Repeat the material below exactly, line for line.

■ Exercise material ■
** begin **
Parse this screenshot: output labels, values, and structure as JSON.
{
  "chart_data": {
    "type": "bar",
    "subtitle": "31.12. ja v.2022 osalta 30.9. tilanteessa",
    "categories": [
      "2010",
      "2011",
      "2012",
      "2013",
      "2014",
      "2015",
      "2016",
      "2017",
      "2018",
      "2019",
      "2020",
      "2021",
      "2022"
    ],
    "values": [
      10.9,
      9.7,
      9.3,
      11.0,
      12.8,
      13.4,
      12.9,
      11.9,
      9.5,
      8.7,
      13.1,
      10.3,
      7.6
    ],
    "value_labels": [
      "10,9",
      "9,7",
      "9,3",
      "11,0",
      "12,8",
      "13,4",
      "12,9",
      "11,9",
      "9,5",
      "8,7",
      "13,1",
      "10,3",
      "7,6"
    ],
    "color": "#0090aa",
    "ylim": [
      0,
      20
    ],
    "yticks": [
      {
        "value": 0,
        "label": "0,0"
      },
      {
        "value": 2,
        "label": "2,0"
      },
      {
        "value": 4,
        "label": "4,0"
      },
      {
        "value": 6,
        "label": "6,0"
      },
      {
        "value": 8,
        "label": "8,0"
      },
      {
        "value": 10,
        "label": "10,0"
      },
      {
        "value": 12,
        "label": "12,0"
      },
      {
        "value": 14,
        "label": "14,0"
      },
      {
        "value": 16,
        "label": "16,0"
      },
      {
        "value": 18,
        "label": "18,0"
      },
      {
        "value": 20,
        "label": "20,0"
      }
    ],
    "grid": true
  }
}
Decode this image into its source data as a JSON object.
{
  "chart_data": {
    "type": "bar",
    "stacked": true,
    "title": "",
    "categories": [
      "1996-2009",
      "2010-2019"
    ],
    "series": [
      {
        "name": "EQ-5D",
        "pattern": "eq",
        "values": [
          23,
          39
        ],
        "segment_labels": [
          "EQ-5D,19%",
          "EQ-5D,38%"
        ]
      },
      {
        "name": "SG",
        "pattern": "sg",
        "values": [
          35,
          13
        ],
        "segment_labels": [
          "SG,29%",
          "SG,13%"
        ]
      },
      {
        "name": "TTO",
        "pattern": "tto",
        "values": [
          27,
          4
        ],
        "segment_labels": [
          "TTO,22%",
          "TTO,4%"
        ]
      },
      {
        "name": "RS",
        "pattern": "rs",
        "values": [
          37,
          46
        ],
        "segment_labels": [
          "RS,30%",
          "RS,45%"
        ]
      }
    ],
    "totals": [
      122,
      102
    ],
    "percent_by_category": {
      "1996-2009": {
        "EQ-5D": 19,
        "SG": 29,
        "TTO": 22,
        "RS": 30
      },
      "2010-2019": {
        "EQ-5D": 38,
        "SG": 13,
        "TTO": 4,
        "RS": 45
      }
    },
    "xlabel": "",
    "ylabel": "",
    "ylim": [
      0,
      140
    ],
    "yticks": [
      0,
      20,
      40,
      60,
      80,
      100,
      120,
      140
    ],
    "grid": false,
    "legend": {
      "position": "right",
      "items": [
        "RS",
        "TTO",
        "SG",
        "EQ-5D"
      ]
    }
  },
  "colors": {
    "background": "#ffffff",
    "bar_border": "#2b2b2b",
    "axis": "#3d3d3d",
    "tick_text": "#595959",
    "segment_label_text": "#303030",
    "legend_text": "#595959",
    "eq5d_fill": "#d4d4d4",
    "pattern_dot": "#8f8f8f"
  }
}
** end **
■ Solution to this problem ■
Parse this screenshot: output labels, values, and structure as JSON.
{
  "chart_data": {
    "type": "bar",
    "subtitle": "31.12. ja v.2022 osalta 30.9. tilanteessa",
    "categories": [
      "2010",
      "2011",
      "2012",
      "2013",
      "2014",
      "2015",
      "2016",
      "2017",
      "2018",
      "2019",
      "2020",
      "2021",
      "2022"
    ],
    "values": [
      10.9,
      9.7,
      9.3,
      11.0,
      12.8,
      13.4,
      12.9,
      11.9,
      9.5,
      8.7,
      13.1,
      10.3,
      7.6
    ],
    "value_labels": [
      "10,9",
      "9,7",
      "9,3",
      "11,0",
      "12,8",
      "13,4",
      "12,9",
      "11,9",
      "9,5",
      "8,7",
      "13,1",
      "10,3",
      "7,6"
    ],
    "color": "#0090aa",
    "ylim": [
      0,
      20
    ],
    "yticks": [
      {
        "value": 0,
        "label": "0,0"
      },
      {
        "value": 2,
        "label": "2,0"
      },
      {
        "value": 4,
        "label": "4,0"
      },
      {
        "value": 6,
        "label": "6,0"
      },
      {
        "value": 8,
        "label": "8,0"
      },
      {
        "value": 10,
        "label": "10,0"
      },
      {
        "value": 12,
        "label": "12,0"
      },
      {
        "value": 14,
        "label": "14,0"
      },
      {
        "value": 16,
        "label": "16,0"
      },
      {
        "value": 18,
        "label": "18,0"
      },
      {
        "value": 20,
        "label": "20,0"
      }
    ],
    "grid": true
  }
}
Decode this image into its source data as a JSON object.
{
  "chart_data": {
    "type": "bar",
    "stacked": true,
    "title": "",
    "categories": [
      "1996-2009",
      "2010-2019"
    ],
    "series": [
      {
        "name": "EQ-5D",
        "pattern": "eq",
        "values": [
          23,
          39
        ],
        "segment_labels": [
          "EQ-5D,19%",
          "EQ-5D,38%"
        ]
      },
      {
        "name": "SG",
        "pattern": "sg",
        "values": [
          35,
          13
        ],
        "segment_labels": [
          "SG,29%",
          "SG,13%"
        ]
      },
      {
        "name": "TTO",
        "pattern": "tto",
        "values": [
          27,
          4
        ],
        "segment_labels": [
          "TTO,22%",
          "TTO,4%"
        ]
      },
      {
        "name": "RS",
        "pattern": "rs",
        "values": [
          37,
          46
        ],
        "segment_labels": [
          "RS,30%",
          "RS,45%"
        ]
      }
    ],
    "totals": [
      122,
      102
    ],
    "percent_by_category": {
      "1996-2009": {
        "EQ-5D": 19,
        "SG": 29,
        "TTO": 22,
        "RS": 30
      },
      "2010-2019": {
        "EQ-5D": 38,
        "SG": 13,
        "TTO": 4,
        "RS": 45
      }
    },
    "xlabel": "",
    "ylabel": "",
    "ylim": [
      0,
      140
    ],
    "yticks": [
      0,
      20,
      40,
      60,
      80,
      100,
      120,
      140
    ],
    "grid": false,
    "legend": {
      "position": "right",
      "items": [
        "RS",
        "TTO",
        "SG",
        "EQ-5D"
      ]
    }
  },
  "colors": {
    "background": "#ffffff",
    "bar_border": "#2b2b2b",
    "axis": "#3d3d3d",
    "tick_text": "#595959",
    "segment_label_text": "#303030",
    "legend_text": "#595959",
    "eq5d_fill": "#d4d4d4",
    "pattern_dot": "#8f8f8f"
  }
}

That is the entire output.